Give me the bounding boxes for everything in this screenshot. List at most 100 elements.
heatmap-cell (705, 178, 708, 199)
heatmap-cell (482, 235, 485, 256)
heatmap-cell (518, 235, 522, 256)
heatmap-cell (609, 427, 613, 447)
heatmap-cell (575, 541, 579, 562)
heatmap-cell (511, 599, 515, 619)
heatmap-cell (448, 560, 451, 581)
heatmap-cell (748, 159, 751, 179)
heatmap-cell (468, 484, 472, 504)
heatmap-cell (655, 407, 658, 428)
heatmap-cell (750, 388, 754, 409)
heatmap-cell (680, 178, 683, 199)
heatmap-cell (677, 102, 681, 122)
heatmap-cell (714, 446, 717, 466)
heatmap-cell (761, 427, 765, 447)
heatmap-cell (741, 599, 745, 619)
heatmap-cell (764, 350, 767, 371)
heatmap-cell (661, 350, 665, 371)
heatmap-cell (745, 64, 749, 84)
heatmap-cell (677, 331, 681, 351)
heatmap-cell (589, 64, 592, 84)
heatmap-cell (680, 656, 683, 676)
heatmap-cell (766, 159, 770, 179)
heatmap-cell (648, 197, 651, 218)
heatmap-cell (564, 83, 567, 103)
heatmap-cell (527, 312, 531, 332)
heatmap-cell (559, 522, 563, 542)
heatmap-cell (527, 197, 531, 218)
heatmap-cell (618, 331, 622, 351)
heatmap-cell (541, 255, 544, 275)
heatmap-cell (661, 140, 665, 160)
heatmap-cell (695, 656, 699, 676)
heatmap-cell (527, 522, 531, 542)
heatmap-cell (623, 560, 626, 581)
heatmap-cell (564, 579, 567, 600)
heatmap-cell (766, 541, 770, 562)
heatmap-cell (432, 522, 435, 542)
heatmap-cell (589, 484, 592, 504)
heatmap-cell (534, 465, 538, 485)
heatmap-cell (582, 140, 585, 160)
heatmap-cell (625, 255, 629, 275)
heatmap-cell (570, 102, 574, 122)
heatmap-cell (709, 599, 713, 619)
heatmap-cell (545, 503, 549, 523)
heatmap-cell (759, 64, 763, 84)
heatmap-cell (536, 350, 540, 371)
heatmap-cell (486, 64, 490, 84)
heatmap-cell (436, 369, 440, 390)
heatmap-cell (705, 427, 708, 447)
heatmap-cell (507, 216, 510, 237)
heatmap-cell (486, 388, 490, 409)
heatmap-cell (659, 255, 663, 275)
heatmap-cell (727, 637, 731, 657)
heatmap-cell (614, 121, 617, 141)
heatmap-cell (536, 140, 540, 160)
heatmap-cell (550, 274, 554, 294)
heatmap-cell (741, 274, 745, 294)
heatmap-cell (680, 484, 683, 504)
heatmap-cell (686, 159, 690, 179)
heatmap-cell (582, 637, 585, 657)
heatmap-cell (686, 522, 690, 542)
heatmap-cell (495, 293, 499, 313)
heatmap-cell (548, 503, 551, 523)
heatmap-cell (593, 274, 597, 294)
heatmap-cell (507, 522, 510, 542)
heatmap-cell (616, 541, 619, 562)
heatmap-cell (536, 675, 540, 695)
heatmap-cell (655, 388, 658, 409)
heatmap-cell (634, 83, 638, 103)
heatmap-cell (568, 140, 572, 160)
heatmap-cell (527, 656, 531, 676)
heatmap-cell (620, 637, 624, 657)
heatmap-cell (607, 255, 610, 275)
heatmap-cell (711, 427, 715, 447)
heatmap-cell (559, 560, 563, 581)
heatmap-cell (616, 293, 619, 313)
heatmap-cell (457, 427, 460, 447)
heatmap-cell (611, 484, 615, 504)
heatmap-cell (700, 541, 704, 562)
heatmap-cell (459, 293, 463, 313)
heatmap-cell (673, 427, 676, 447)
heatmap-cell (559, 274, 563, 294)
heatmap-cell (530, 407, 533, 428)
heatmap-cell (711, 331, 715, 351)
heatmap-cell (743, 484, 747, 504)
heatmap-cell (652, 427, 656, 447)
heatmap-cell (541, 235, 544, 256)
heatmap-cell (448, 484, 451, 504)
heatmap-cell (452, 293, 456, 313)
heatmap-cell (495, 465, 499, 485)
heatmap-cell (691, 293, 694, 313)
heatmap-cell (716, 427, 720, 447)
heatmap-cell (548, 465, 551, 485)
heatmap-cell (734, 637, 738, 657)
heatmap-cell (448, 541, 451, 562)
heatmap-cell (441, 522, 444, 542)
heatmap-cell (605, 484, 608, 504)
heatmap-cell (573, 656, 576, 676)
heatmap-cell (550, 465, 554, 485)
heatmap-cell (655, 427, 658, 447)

* * * *

## [Task details]
Rewrite the part of the data that opens with its first line and closes with the line containing "heatmap-cell (527, 197, 531, 218)", changing each "heatmap-cell" to "heatmap-tile" and leaving everything else the same. Give only those lines.

## [Final result]
Give me the bounding boxes for everything in this screenshot. List at most 100 elements.
heatmap-tile (705, 178, 708, 199)
heatmap-tile (482, 235, 485, 256)
heatmap-tile (518, 235, 522, 256)
heatmap-tile (609, 427, 613, 447)
heatmap-tile (575, 541, 579, 562)
heatmap-tile (511, 599, 515, 619)
heatmap-tile (448, 560, 451, 581)
heatmap-tile (748, 159, 751, 179)
heatmap-tile (468, 484, 472, 504)
heatmap-tile (655, 407, 658, 428)
heatmap-tile (750, 388, 754, 409)
heatmap-tile (680, 178, 683, 199)
heatmap-tile (677, 102, 681, 122)
heatmap-tile (714, 446, 717, 466)
heatmap-tile (761, 427, 765, 447)
heatmap-tile (741, 599, 745, 619)
heatmap-tile (764, 350, 767, 371)
heatmap-tile (661, 350, 665, 371)
heatmap-tile (745, 64, 749, 84)
heatmap-tile (677, 331, 681, 351)
heatmap-tile (589, 64, 592, 84)
heatmap-tile (680, 656, 683, 676)
heatmap-tile (766, 159, 770, 179)
heatmap-tile (648, 197, 651, 218)
heatmap-tile (564, 83, 567, 103)
heatmap-tile (527, 312, 531, 332)
heatmap-tile (559, 522, 563, 542)
heatmap-tile (527, 197, 531, 218)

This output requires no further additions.